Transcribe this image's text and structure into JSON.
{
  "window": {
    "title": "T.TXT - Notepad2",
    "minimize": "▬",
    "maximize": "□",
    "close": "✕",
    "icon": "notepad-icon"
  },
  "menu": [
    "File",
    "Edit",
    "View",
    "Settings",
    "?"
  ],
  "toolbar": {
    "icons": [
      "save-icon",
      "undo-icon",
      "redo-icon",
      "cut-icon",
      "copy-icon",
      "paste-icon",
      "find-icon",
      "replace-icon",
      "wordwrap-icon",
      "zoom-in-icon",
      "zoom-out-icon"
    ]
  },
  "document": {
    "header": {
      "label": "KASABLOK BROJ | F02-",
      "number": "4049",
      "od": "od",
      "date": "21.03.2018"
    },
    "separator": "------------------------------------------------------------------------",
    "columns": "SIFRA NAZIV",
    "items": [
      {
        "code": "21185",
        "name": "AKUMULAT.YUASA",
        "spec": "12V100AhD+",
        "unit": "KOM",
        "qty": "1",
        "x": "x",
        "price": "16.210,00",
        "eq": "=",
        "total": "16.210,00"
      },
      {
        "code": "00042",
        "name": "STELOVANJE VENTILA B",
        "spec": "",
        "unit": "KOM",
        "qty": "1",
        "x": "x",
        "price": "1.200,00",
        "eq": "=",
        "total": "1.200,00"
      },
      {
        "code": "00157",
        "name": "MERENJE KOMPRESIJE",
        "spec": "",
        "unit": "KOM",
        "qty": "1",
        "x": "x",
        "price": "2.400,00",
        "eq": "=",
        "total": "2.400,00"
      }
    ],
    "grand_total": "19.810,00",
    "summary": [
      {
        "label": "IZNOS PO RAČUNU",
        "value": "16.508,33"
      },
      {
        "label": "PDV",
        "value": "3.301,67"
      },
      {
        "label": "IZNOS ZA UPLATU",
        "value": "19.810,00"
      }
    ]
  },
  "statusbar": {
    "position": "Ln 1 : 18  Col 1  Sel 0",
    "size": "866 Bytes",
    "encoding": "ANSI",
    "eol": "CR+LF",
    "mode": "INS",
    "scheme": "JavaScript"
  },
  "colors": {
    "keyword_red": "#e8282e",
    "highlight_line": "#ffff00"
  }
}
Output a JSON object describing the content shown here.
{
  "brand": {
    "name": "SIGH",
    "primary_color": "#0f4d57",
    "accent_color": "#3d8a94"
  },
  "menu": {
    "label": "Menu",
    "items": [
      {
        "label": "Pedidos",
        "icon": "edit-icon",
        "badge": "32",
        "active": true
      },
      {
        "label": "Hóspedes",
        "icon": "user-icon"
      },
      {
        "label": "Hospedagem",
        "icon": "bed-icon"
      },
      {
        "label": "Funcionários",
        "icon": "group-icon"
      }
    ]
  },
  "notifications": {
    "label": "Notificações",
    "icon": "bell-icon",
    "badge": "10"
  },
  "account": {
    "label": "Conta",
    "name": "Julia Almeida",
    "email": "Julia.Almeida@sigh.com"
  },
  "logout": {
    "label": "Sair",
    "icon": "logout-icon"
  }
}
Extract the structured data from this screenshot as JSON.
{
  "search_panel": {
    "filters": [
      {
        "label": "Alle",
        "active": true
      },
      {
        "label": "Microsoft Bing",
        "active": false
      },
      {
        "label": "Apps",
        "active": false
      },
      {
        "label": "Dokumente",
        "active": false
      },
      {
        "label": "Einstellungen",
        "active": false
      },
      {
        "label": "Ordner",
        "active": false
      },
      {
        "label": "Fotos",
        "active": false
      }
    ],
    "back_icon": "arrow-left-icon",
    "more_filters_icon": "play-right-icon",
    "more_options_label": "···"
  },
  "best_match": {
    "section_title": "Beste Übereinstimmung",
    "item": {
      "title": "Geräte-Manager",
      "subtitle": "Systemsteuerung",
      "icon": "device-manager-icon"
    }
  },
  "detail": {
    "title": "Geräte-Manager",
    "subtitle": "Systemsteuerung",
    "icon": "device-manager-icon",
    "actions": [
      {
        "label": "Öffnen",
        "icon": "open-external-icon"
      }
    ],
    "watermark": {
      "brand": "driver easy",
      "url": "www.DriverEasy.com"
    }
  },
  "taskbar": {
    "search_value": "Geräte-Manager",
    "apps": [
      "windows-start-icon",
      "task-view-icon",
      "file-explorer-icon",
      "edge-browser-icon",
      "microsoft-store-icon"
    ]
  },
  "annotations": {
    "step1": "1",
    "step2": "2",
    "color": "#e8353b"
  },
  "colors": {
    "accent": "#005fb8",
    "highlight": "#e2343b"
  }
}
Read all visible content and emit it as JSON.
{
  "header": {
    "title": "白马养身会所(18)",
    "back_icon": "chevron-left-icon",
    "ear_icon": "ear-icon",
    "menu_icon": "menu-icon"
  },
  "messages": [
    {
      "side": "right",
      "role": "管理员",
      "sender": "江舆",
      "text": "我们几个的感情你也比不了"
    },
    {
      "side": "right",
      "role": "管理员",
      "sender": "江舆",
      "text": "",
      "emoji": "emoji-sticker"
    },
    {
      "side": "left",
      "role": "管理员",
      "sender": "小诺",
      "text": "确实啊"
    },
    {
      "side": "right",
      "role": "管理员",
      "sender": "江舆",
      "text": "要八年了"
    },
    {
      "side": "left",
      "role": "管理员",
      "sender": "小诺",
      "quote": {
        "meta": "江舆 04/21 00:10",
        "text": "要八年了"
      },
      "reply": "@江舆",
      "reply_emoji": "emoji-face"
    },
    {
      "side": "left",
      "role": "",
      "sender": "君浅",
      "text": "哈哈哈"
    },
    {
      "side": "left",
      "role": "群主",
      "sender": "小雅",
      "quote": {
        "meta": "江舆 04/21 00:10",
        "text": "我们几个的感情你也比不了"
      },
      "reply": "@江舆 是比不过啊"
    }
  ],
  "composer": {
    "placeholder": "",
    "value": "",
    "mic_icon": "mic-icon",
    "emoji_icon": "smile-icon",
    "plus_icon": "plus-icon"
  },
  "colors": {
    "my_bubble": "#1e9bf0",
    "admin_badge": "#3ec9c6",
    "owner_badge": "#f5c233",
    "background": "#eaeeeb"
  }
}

——————

**PROBLEM TO SOLVE**
Print the line containing "Read all visible content and emit it as JSON." and every line after it to the end of the records above, exactly as written, and nothing else.

**RESULT OF THIS EXERCISE**
Read all visible content and emit it as JSON.
{
  "header": {
    "title": "白马养身会所(18)",
    "back_icon": "chevron-left-icon",
    "ear_icon": "ear-icon",
    "menu_icon": "menu-icon"
  },
  "messages": [
    {
      "side": "right",
      "role": "管理员",
      "sender": "江舆",
      "text": "我们几个的感情你也比不了"
    },
    {
      "side": "right",
      "role": "管理员",
      "sender": "江舆",
      "text": "",
      "emoji": "emoji-sticker"
    },
    {
      "side": "left",
      "role": "管理员",
      "sender": "小诺",
      "text": "确实啊"
    },
    {
      "side": "right",
      "role": "管理员",
      "sender": "江舆",
      "text": "要八年了"
    },
    {
      "side": "left",
      "role": "管理员",
      "sender": "小诺",
      "quote": {
        "meta": "江舆 04/21 00:10",
        "text": "要八年了"
      },
      "reply": "@江舆",
      "reply_emoji": "emoji-face"
    },
    {
      "side": "left",
      "role": "",
      "sender": "君浅",
      "text": "哈哈哈"
    },
    {
      "side": "left",
      "role": "群主",
      "sender": "小雅",
      "quote": {
        "meta": "江舆 04/21 00:10",
        "text": "我们几个的感情你也比不了"
      },
      "reply": "@江舆 是比不过啊"
    }
  ],
  "composer": {
    "placeholder": "",
    "value": "",
    "mic_icon": "mic-icon",
    "emoji_icon": "smile-icon",
    "plus_icon": "plus-icon"
  },
  "colors": {
    "my_bubble": "#1e9bf0",
    "admin_badge": "#3ec9c6",
    "owner_badge": "#f5c233",
    "background": "#eaeeeb"
  }
}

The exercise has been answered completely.